__Required action__
Find the string "Alcaloides" in the records. Copy each line that has it.

__Figure dataset records__
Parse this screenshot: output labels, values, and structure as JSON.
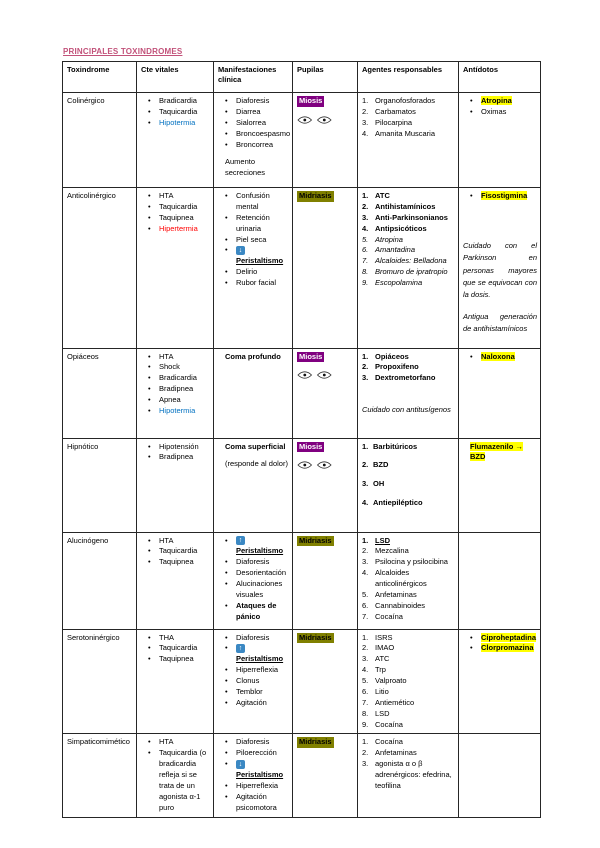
{
  "page": {
    "title": "PRINCIPALES TOXINDROMES"
  },
  "colors": {
    "title_pink": "#c2527a",
    "vital_blue": "#0070c0",
    "vital_red": "#ff0000",
    "miosis_bg": "#800080",
    "midriasis_bg": "#808000",
    "antidote_highlight": "#ffff00",
    "arrow_icon_blue": "#3b88c3"
  },
  "table": {
    "headers": [
      "Toxindrome",
      "Cte vitales",
      "Manifestaciones clínica",
      "Pupilas",
      "Agentes responsables",
      "Antídotos"
    ],
    "rows": [
      {
        "slug": "colinergico",
        "toxindrome": "Colinérgico",
        "vitals": [
          {
            "t": "Bradicardia"
          },
          {
            "t": "Taquicardia"
          },
          {
            "t": "Hipotermia",
            "color": "blue"
          }
        ],
        "manifestations": [
          {
            "t": "Diaforesis"
          },
          {
            "t": "Diarrea"
          },
          {
            "t": "Sialorrea"
          },
          {
            "t": "Broncoespasmo"
          },
          {
            "t": "Broncorrea"
          },
          {
            "t": "Aumento secreciones",
            "nobullet": true,
            "gap": true
          }
        ],
        "pupils": {
          "label": "Miosis",
          "kind": "miosis",
          "eyes": true
        },
        "agents": {
          "items": [
            {
              "t": "Organofosforados"
            },
            {
              "t": "Carbamatos"
            },
            {
              "t": "Pilocarpina"
            },
            {
              "t": "Amanita Muscaria"
            }
          ]
        },
        "antidotes": {
          "items": [
            {
              "t": "Atropina",
              "hl": true,
              "b": true
            },
            {
              "t": "Oximas"
            }
          ]
        }
      },
      {
        "slug": "anticolinergico",
        "toxindrome": "Anticolinérgico",
        "vitals": [
          {
            "t": "HTA"
          },
          {
            "t": "Taquicardia"
          },
          {
            "t": "Taquipnea"
          },
          {
            "t": "Hipertermia",
            "color": "red"
          }
        ],
        "manifestations": [
          {
            "t": "Confusión mental"
          },
          {
            "t": "Retención urinaria"
          },
          {
            "t": "Piel seca"
          },
          {
            "t": "Peristaltismo",
            "arrow": "down",
            "b": true,
            "u": true
          },
          {
            "t": "Delirio"
          },
          {
            "t": "Rubor facial"
          }
        ],
        "pupils": {
          "label": "Midriasis",
          "kind": "midriasis",
          "eyes": false
        },
        "agents": {
          "items": [
            {
              "t": "ATC",
              "b": true
            },
            {
              "t": "Antihistamínicos",
              "b": true
            },
            {
              "t": "Anti-Parkinsonianos",
              "b": true
            },
            {
              "t": "Antipsicóticos",
              "b": true
            },
            {
              "t": "Atropina",
              "i": true
            },
            {
              "t": "Amantadina",
              "i": true
            },
            {
              "t": "Alcaloides: Belladona",
              "i": true
            },
            {
              "t": "Bromuro de ipratropio",
              "i": true
            },
            {
              "t": "Escopolamina",
              "i": true
            }
          ]
        },
        "antidotes": {
          "items": [
            {
              "t": "Fisostigmina",
              "hl": true,
              "b": true
            }
          ],
          "notes": [
            "Cuidado con el Parkinson en personas mayores que se equivocan con la dosis.",
            "Antigua generación de antihistamínicos"
          ]
        }
      },
      {
        "slug": "opiaceos",
        "toxindrome": "Opiáceos",
        "vitals": [
          {
            "t": "HTA"
          },
          {
            "t": "Shock"
          },
          {
            "t": "Bradicardia"
          },
          {
            "t": "Bradipnea"
          },
          {
            "t": "Apnea"
          },
          {
            "t": "Hipotermia",
            "color": "blue"
          }
        ],
        "manifestations": [
          {
            "t": "Coma profundo",
            "b": true,
            "nobullet": true
          }
        ],
        "pupils": {
          "label": "Miosis",
          "kind": "miosis",
          "eyes": true
        },
        "agents": {
          "items": [
            {
              "t": "Opiáceos",
              "b": true
            },
            {
              "t": "Propoxifeno",
              "b": true
            },
            {
              "t": "Dextrometorfano",
              "b": true
            }
          ],
          "notes": [
            "Cuidado con antitusígenos"
          ]
        },
        "antidotes": {
          "items": [
            {
              "t": "Naloxona",
              "hl": true,
              "b": true
            }
          ]
        }
      },
      {
        "slug": "hipnotico",
        "toxindrome": "Hipnótico",
        "vitals": [
          {
            "t": "Hipotensión"
          },
          {
            "t": "Bradipnea"
          }
        ],
        "manifestations": [
          {
            "t": "Coma superficial",
            "b": true,
            "nobullet": true
          },
          {
            "t": "(responde al dolor)",
            "nobullet": true,
            "gap": true
          }
        ],
        "pupils": {
          "label": "Miosis",
          "kind": "miosis",
          "eyes": true
        },
        "agents": {
          "spaced": true,
          "items": [
            {
              "t": "Barbitúricos",
              "b": true
            },
            {
              "t": "BZD",
              "b": true
            },
            {
              "t": "OH",
              "b": true
            },
            {
              "t": "Antiepiléptico",
              "b": true
            }
          ]
        },
        "antidotes": {
          "items": [
            {
              "t": "Flumazenilo → BZD",
              "hl": true,
              "b": true,
              "nobullet": true
            }
          ]
        }
      },
      {
        "slug": "alucinogeno",
        "toxindrome": "Alucinógeno",
        "vitals": [
          {
            "t": "HTA"
          },
          {
            "t": "Taquicardia"
          },
          {
            "t": "Taquipnea"
          }
        ],
        "manifestations": [
          {
            "t": "Peristaltismo",
            "arrow": "up",
            "b": true,
            "u": true
          },
          {
            "t": "Diaforesis"
          },
          {
            "t": "Desorientación"
          },
          {
            "t": "Alucinaciones visuales"
          },
          {
            "t": "Ataques de pánico",
            "b": true
          }
        ],
        "pupils": {
          "label": "Midriasis",
          "kind": "midriasis",
          "eyes": false
        },
        "agents": {
          "items": [
            {
              "t": "LSD",
              "b": true,
              "u": true
            },
            {
              "t": "Mezcalina"
            },
            {
              "t": "Psilocina y psilocibina"
            },
            {
              "t": "Alcaloides anticolinérgicos"
            },
            {
              "t": "Anfetaminas"
            },
            {
              "t": "Cannabinoides"
            },
            {
              "t": "Cocaína"
            }
          ]
        },
        "antidotes": {
          "items": []
        }
      },
      {
        "slug": "serotoninergico",
        "toxindrome": "Serotoninérgico",
        "vitals": [
          {
            "t": "THA"
          },
          {
            "t": "Taquicardia"
          },
          {
            "t": "Taquipnea"
          }
        ],
        "manifestations": [
          {
            "t": "Diaforesis"
          },
          {
            "t": "Peristaltismo",
            "arrow": "up",
            "b": true,
            "u": true
          },
          {
            "t": "Hiperreflexia"
          },
          {
            "t": "Clonus"
          },
          {
            "t": "Temblor"
          },
          {
            "t": "Agitación"
          }
        ],
        "pupils": {
          "label": "Midriasis",
          "kind": "midriasis",
          "eyes": false
        },
        "agents": {
          "items": [
            {
              "t": "ISRS"
            },
            {
              "t": "IMAO"
            },
            {
              "t": "ATC"
            },
            {
              "t": "Trp"
            },
            {
              "t": "Valproato"
            },
            {
              "t": "Litio"
            },
            {
              "t": "Antiemético"
            },
            {
              "t": "LSD"
            },
            {
              "t": "Cocaína"
            }
          ]
        },
        "antidotes": {
          "items": [
            {
              "t": "Ciproheptadina",
              "hl": true,
              "b": true
            },
            {
              "t": "Clorpromazina",
              "hl": true,
              "b": true
            }
          ]
        }
      },
      {
        "slug": "simpaticomimetico",
        "toxindrome": "Simpaticomimético",
        "vitals": [
          {
            "t": "HTA"
          },
          {
            "t": "Taquicardia (o bradicardia refleja si se trata de un agonista α-1 puro"
          }
        ],
        "manifestations": [
          {
            "t": "Diaforesis"
          },
          {
            "t": "Piloerección"
          },
          {
            "t": "Peristaltismo",
            "arrow": "down",
            "b": true,
            "u": true
          },
          {
            "t": "Hiperreflexia"
          },
          {
            "t": "Agitación psicomotora"
          }
        ],
        "pupils": {
          "label": "Midriasis",
          "kind": "midriasis",
          "eyes": false
        },
        "agents": {
          "items": [
            {
              "t": "Cocaína"
            },
            {
              "t": "Anfetaminas"
            },
            {
              "t": "agonista α o β adrenérgicos: efedrina, teofilina"
            }
          ]
        },
        "antidotes": {
          "items": []
        }
      }
    ]
  }
}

__Your response__
              "t": "Alcaloides: Belladona",
              "t": "Alcaloides anticolinérgicos"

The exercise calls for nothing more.